## BEGIN

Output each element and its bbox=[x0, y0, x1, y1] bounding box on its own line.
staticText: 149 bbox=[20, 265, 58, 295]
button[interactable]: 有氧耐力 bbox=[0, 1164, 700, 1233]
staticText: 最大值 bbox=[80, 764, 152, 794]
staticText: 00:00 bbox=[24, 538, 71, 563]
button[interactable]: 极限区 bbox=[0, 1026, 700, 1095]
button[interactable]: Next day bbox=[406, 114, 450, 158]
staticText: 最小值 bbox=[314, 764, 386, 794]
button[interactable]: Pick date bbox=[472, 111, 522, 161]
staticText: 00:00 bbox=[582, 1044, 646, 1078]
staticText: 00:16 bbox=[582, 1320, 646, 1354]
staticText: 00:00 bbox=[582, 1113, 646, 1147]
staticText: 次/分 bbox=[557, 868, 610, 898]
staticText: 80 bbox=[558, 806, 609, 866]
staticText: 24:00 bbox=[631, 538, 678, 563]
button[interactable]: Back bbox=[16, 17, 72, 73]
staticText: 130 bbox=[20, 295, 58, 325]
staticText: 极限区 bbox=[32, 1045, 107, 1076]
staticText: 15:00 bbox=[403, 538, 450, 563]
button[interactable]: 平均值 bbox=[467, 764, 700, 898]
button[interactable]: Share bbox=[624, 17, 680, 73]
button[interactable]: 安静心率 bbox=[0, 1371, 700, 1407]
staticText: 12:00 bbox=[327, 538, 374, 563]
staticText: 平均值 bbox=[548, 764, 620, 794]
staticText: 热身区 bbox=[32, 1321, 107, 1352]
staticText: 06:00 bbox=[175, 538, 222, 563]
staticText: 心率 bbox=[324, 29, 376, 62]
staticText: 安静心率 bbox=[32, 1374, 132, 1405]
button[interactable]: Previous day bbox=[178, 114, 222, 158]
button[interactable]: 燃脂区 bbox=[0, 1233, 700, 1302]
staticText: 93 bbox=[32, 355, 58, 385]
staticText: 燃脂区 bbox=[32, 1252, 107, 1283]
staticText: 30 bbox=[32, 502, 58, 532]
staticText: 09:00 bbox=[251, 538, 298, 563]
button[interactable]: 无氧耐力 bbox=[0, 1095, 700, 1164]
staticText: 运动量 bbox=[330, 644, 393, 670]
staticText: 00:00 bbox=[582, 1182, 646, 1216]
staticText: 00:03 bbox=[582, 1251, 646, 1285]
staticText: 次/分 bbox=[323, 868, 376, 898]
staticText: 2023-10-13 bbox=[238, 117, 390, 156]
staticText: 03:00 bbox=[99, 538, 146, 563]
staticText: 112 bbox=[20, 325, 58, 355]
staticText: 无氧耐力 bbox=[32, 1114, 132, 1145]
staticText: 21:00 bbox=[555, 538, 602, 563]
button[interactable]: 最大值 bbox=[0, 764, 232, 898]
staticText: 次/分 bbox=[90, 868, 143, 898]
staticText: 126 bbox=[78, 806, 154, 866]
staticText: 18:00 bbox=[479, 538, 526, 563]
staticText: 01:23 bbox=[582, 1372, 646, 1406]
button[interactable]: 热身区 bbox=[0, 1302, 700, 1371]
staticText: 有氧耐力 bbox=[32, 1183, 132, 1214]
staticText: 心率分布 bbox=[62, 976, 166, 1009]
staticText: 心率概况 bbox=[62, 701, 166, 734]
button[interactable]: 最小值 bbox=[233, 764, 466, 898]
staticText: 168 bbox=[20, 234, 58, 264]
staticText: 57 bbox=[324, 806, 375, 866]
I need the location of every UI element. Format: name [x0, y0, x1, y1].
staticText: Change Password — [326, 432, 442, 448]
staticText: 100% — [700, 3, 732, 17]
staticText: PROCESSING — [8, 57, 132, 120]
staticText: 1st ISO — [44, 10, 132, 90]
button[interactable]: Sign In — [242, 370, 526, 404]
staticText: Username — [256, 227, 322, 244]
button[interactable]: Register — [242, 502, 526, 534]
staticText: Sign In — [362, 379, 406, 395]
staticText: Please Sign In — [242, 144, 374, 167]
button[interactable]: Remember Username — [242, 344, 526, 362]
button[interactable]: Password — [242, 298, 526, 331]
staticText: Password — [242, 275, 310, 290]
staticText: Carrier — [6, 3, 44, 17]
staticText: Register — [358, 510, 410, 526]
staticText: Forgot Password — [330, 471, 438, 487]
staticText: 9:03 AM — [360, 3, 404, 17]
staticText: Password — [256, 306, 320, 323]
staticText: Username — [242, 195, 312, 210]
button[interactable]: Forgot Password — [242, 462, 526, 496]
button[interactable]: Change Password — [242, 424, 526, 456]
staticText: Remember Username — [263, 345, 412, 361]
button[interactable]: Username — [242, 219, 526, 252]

## END

» **Set task**
Rewrite every line from all of the rows above as a numbered list, skipping any blank lines.

» **Output below**
1. Output each element and its bbox=[x0, y0, x1, y1] bounding box on its own line.
2. staticText: 149 bbox=[20, 265, 58, 295]
3. button[interactable]: 有氧耐力 bbox=[0, 1164, 700, 1233]
4. staticText: 最大值 bbox=[80, 764, 152, 794]
5. staticText: 00:00 bbox=[24, 538, 71, 563]
6. button[interactable]: 极限区 bbox=[0, 1026, 700, 1095]
7. button[interactable]: Next day bbox=[406, 114, 450, 158]
8. staticText: 最小值 bbox=[314, 764, 386, 794]
9. button[interactable]: Pick date bbox=[472, 111, 522, 161]
10. staticText: 00:00 bbox=[582, 1044, 646, 1078]
11. staticText: 00:16 bbox=[582, 1320, 646, 1354]
12. staticText: 00:00 bbox=[582, 1113, 646, 1147]
13. staticText: 次/分 bbox=[557, 868, 610, 898]
14. staticText: 80 bbox=[558, 806, 609, 866]
15. staticText: 24:00 bbox=[631, 538, 678, 563]
16. button[interactable]: Back bbox=[16, 17, 72, 73]
17. staticText: 130 bbox=[20, 295, 58, 325]
18. staticText: 极限区 bbox=[32, 1045, 107, 1076]
19. staticText: 15:00 bbox=[403, 538, 450, 563]
20. button[interactable]: 平均值 bbox=[467, 764, 700, 898]
21. button[interactable]: Share bbox=[624, 17, 680, 73]
22. button[interactable]: 安静心率 bbox=[0, 1371, 700, 1407]
23. staticText: 12:00 bbox=[327, 538, 374, 563]
24. staticText: 平均值 bbox=[548, 764, 620, 794]
25. staticText: 热身区 bbox=[32, 1321, 107, 1352]
26. staticText: 06:00 bbox=[175, 538, 222, 563]
27. staticText: 心率 bbox=[324, 29, 376, 62]
28. staticText: 安静心率 bbox=[32, 1374, 132, 1405]
29. button[interactable]: Previous day bbox=[178, 114, 222, 158]
30. button[interactable]: 燃脂区 bbox=[0, 1233, 700, 1302]
31. staticText: 93 bbox=[32, 355, 58, 385]
32. staticText: 燃脂区 bbox=[32, 1252, 107, 1283]
33. staticText: 30 bbox=[32, 502, 58, 532]
34. staticText: 09:00 bbox=[251, 538, 298, 563]
35. button[interactable]: 无氧耐力 bbox=[0, 1095, 700, 1164]
36. staticText: 运动量 bbox=[330, 644, 393, 670]
37. staticText: 00:00 bbox=[582, 1182, 646, 1216]
38. staticText: 00:03 bbox=[582, 1251, 646, 1285]
39. staticText: 次/分 bbox=[323, 868, 376, 898]
40. staticText: 2023-10-13 bbox=[238, 117, 390, 156]
41. staticText: 03:00 bbox=[99, 538, 146, 563]
42. staticText: 112 bbox=[20, 325, 58, 355]
43. staticText: 无氧耐力 bbox=[32, 1114, 132, 1145]
44. staticText: 21:00 bbox=[555, 538, 602, 563]
45. button[interactable]: 最大值 bbox=[0, 764, 232, 898]
46. staticText: 次/分 bbox=[90, 868, 143, 898]
47. staticText: 126 bbox=[78, 806, 154, 866]
48. staticText: 18:00 bbox=[479, 538, 526, 563]
49. staticText: 01:23 bbox=[582, 1372, 646, 1406]
50. button[interactable]: 热身区 bbox=[0, 1302, 700, 1371]
51. staticText: 有氧耐力 bbox=[32, 1183, 132, 1214]
52. staticText: 心率分布 bbox=[62, 976, 166, 1009]
53. staticText: 心率概况 bbox=[62, 701, 166, 734]
54. button[interactable]: 最小值 bbox=[233, 764, 466, 898]
55. staticText: 168 bbox=[20, 234, 58, 264]
56. staticText: 57 bbox=[324, 806, 375, 866]
57. I need the location of every UI element. Format: name [x0, y0, x1, y1].
58. staticText: Change Password — [326, 432, 442, 448]
59. staticText: 100% — [700, 3, 732, 17]
60. staticText: PROCESSING — [8, 57, 132, 120]
61. staticText: 1st ISO — [44, 10, 132, 90]
62. button[interactable]: Sign In — [242, 370, 526, 404]
63. staticText: Username — [256, 227, 322, 244]
64. button[interactable]: Register — [242, 502, 526, 534]
65. staticText: Sign In — [362, 379, 406, 395]
66. staticText: Please Sign In — [242, 144, 374, 167]
67. button[interactable]: Remember Username — [242, 344, 526, 362]
68. button[interactable]: Password — [242, 298, 526, 331]
69. staticText: Password — [242, 275, 310, 290]
70. staticText: Carrier — [6, 3, 44, 17]
71. staticText: Register — [358, 510, 410, 526]
72. staticText: Forgot Password — [330, 471, 438, 487]
73. staticText: 9:03 AM — [360, 3, 404, 17]
74. staticText: Password — [256, 306, 320, 323]
75. staticText: Username — [242, 195, 312, 210]
76. button[interactable]: Forgot Password — [242, 462, 526, 496]
77. button[interactable]: Change Password — [242, 424, 526, 456]
78. staticText: Remember Username — [263, 345, 412, 361]
79. button[interactable]: Username — [242, 219, 526, 252]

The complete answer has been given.